→ **DOCUMENT PASSAGE**
Quilting Process

Piyali Sen Dasgupta asked me how long it takes to quilt one of the quilts that I do. To answer her question, I decided to write a post explaining the process.

Several things affect how much time a quilt takes to finish.  This includes the complexity of the quilting, the density, plus how large the piece is.  Certain tasks, like stitch-in the ditch and micro-fill work, can be rather time consuming.

Design: I start by taking a digital image and then sketching quilting design ideas on a digital image with Photoshop with my stylus pen.  Here is a “before” and “after” example:

The “before” picture (thanks to Kristin for her permission to use her photo for this example):


and the “after:”


This becomes my road map for how to quilt each area since I work on just a small “slice” at any time.  You can see a visual example of how I work on a small area at a time in the picture below.

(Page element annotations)
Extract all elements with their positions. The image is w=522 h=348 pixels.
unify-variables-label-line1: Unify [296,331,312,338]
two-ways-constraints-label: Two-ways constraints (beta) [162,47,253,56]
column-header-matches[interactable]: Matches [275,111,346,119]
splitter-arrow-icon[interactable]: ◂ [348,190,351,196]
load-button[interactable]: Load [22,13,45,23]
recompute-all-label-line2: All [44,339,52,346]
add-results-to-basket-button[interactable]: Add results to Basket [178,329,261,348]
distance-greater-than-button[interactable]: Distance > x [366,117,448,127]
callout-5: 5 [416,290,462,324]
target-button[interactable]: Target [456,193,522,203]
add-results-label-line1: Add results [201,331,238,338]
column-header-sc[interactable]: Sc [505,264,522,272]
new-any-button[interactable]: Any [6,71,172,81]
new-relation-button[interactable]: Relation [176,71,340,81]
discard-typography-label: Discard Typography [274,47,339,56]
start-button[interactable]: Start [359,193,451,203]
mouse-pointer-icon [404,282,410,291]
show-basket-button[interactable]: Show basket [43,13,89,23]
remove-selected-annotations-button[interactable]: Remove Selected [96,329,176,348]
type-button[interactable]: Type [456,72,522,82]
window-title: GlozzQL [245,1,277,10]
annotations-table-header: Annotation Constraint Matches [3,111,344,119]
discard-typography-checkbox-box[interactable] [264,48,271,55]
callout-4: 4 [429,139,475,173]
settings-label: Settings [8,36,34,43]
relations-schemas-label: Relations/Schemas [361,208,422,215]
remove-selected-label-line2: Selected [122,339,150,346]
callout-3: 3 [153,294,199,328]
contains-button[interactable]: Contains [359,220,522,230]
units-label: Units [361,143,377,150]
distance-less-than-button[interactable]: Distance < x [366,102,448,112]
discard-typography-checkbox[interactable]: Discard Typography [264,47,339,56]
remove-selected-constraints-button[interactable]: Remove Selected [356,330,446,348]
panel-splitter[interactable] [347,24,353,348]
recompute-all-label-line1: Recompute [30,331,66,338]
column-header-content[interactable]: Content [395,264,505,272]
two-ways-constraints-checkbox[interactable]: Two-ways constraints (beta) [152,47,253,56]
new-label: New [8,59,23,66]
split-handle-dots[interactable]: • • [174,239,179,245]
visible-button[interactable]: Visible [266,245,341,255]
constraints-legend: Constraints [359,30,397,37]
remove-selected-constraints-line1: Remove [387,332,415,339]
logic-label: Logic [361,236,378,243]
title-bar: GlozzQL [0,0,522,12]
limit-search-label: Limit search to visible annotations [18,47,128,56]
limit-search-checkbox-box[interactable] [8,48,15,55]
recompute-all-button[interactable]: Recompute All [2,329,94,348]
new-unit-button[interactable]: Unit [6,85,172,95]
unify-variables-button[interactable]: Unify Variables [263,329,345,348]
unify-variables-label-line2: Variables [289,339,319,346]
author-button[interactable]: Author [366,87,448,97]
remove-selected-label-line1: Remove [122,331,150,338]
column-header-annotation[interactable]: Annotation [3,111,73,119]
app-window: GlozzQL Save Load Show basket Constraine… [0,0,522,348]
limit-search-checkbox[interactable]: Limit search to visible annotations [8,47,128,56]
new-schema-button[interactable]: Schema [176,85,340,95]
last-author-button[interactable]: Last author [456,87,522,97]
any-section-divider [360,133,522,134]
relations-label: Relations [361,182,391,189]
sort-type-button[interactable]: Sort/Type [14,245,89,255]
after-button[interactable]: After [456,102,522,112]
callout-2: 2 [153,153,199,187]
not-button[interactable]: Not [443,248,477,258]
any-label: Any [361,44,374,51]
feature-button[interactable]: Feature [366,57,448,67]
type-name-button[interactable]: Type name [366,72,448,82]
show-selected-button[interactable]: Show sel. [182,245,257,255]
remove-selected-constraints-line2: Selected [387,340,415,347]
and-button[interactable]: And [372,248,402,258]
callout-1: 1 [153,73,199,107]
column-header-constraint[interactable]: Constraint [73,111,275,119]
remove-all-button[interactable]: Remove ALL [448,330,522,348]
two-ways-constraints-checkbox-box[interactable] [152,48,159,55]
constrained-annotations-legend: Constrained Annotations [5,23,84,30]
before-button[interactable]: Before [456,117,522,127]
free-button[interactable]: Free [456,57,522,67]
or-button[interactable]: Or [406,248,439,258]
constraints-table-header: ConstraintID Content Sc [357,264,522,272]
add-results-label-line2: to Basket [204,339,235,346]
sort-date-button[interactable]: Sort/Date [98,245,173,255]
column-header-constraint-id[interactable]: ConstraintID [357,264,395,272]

→ **TASK PROMPT**
Quote the full quilting process passage above word for word, from its heading to its last sentence.

→ **FINAL RESULT**
Quilting Process

Piyali Sen Dasgupta asked me how long it takes to quilt one of the quilts that I do. To answer her question, I decided to write a post explaining the process.

Several things affect how much time a quilt takes to finish.  This includes the complexity of the quilting, the density, plus how large the piece is.  Certain tasks, like stitch-in the ditch and micro-fill work, can be rather time consuming.

Design: I start by taking a digital image and then sketching quilting design ideas on a digital image with Photoshop with my stylus pen.  Here is a “before” and “after” example:

The “before” picture (thanks to Kristin for her permission to use her photo for this example):


and the “after:”


This becomes my road map for how to quilt each area since I work on just a small “slice” at any time.  You can see a visual example of how I work on a small area at a time in the picture below.